**Текст задания**
Допишите текст о Курциусе и его книге «Немецкий дух в опасности», начав сразу после последнего предложения.
===== Текст для чтения =====
В последней фразе видится даже параллель с гёльдерлиновским эпиграфом, предпосланным «Немецкому духу в опасности»: «Но где опасность, / там и Спасительное восстает».
Несколько раз — уже после войны — Курциус вспоминал о своей книге 1932 года не только в письмах, но и в своих публикациях. Так, в первом варианте предисловия к «Европейской литературе и латинскому Средневековью», опубликованном в первом номере гейдельбергской газеты Die Wandlung от 1945 года [127], Курциус рассказывает о своем духовно-историческом памфлете следующим образом:
От мирного хода исследований меня оторвали пылающие беды нашего времени. Мой очерк «Немецкий дух в опасности» (1932) был направлен против предательства немецкого образования, против ненависти к культуре, против ее политико-социологических предпосылок. На этот возглас-предупреждение меня подвигло предчувствие позорной катастрофы, которая вскоре действительно обрушилась на Германию. С 1933 по 1945 год немецкий дух жил в постоянной опасности, от года к году лишь возрастающей, и понес несказанные потери [128].
===== Исходные материалы =====
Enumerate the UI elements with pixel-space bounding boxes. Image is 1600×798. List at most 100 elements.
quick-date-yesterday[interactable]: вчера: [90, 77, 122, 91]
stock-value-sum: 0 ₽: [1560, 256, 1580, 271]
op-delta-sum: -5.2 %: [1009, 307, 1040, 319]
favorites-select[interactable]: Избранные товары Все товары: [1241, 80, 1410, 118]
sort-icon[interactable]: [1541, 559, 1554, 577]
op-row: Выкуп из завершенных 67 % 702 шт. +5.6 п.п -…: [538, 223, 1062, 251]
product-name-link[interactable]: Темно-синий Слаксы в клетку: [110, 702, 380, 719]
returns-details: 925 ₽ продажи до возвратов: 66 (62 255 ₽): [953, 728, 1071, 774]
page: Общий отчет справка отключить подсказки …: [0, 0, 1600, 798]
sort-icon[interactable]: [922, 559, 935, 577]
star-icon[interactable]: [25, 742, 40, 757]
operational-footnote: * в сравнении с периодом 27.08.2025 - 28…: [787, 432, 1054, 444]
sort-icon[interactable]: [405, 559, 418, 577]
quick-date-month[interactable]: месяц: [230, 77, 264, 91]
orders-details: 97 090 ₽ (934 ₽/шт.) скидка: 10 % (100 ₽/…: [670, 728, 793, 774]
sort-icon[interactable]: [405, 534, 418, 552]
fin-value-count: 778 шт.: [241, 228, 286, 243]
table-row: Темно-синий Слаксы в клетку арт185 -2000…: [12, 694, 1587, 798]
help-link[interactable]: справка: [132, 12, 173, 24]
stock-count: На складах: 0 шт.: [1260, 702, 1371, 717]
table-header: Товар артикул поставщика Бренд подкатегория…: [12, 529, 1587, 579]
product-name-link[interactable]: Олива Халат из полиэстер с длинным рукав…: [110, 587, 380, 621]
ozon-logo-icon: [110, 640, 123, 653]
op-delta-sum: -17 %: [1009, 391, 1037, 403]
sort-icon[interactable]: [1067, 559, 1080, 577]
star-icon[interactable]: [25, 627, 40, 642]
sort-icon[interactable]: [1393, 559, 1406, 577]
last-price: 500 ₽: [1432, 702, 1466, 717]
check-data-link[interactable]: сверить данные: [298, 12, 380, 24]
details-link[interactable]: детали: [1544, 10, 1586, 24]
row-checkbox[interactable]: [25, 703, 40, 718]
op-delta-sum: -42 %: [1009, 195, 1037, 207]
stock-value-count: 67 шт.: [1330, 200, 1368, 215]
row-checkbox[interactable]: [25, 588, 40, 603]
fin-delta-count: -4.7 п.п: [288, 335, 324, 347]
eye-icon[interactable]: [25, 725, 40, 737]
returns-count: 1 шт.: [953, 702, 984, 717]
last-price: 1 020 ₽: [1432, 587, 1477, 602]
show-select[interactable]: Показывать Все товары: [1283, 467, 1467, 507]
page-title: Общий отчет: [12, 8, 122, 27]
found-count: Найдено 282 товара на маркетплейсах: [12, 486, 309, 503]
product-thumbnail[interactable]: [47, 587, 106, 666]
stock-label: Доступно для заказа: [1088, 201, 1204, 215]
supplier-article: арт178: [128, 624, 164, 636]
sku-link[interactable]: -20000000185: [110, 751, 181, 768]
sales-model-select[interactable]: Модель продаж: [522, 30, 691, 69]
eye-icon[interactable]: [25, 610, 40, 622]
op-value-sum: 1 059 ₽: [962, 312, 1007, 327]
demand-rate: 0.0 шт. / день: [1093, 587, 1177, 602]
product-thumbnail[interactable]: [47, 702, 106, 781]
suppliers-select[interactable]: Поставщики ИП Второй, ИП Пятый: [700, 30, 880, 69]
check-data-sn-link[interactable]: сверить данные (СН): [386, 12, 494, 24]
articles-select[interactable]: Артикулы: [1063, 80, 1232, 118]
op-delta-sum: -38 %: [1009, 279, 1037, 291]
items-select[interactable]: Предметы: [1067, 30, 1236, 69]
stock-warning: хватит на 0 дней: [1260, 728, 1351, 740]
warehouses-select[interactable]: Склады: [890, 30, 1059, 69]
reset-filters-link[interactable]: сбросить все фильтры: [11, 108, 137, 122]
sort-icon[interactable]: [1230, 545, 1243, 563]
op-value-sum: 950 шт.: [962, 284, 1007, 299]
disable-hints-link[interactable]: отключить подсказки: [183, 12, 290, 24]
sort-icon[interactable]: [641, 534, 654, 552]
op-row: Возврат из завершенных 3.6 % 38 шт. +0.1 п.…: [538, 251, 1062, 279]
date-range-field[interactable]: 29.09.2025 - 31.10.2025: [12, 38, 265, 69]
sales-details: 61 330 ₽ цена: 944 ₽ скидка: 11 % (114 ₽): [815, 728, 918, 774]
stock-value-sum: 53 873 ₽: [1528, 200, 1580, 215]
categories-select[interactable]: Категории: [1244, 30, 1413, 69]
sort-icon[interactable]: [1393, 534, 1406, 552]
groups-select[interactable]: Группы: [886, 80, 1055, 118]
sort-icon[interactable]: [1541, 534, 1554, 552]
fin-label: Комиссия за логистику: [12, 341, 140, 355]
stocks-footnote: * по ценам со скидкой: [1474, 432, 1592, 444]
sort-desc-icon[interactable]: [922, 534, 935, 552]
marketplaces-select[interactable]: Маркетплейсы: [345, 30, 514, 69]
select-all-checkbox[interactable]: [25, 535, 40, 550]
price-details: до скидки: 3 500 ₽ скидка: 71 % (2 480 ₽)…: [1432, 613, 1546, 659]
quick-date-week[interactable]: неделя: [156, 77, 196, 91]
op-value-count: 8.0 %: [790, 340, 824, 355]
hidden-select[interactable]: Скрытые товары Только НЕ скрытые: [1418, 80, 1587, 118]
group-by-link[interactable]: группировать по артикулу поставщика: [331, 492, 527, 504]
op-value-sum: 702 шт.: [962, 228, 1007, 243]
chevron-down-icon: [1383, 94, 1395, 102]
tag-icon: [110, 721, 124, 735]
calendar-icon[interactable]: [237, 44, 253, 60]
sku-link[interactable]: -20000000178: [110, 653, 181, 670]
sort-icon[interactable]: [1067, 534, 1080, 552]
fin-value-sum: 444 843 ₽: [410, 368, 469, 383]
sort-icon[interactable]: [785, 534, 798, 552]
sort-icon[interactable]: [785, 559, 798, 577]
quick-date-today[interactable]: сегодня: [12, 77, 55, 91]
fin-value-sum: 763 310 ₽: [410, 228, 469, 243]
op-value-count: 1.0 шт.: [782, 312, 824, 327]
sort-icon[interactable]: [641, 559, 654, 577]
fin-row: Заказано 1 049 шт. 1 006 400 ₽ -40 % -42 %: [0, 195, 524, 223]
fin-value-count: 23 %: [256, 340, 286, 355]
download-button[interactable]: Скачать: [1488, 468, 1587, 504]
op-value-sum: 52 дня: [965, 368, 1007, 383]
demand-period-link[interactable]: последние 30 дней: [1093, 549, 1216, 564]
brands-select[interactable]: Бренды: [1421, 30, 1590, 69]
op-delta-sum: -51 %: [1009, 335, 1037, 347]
=====
**Ответ на задание**
Эрнст-Петер Виккенберг акцентирует здесь внимание на словах «мирный ход исследований» и утверждает, что это не вполне отражает особенности тех трудов, которые Курциус опубликовал в конце 1920‑х — начале 1930‑х годов: большинство из них так или иначе касались социально-политической повестки и направлены были к обществу, к университетским элитам и т. д. В данном случае, впрочем, Курциус имеет в виду несколько иное: речь у него идет о том, что саму книгу «о европейских литературах» [129] он в общих чертах задумал или провидел в том же 1932 году. В журнале Zeitschrift für romanische Philologie вышла тогда статья Курциуса «Jorge Manrique und der Kaisergedanke», посвященная одному из аспектов «выживания» античной культуры в позднейшие времена [130], и статью эту сам Курциус всегда считал первым шагом к той системе, которую он выдвинул в главном своем труде. Речь, соответственно, идет о том, что работа над «Немецким духом в опасности», более срочная и истребованная самим духом времени, вынудила Курциуса отложить «мирное исследование», то есть зачатки будущей литературно-риторической теории. Другое дело, что кризис 1932 года (и общественный, и личный) в значительной степени преобразил подход Курциуса, по существу, породил идею о «катакомбном» выживании гуманистической традиции и обострил саму необходимость поиска духовных формул и образных схем; взаимосвязь «Немецкого духа в опасности» и «Европейской литературы» Курциус еще отчетливее (при этом пользуясь уже готовыми оборотами из «Die Wandlung») выразил в небольшом вступлении к первому изданию своей главной книги (декабрь 1947 года):
Еще только начиная работу [над «Европейской литературой и латинским Средневековьем»], я опубликовал полемический очерк под названием «Немецкий дух в опасности» (1932). Он был направлен против предательства немецкого образования, против ненависти к культуре, против ее политико-социологических предпосылок. Я надеюсь, что предлагаемая книга послужит к лучшему пониманию западной традиции, выраженной в литературе [131].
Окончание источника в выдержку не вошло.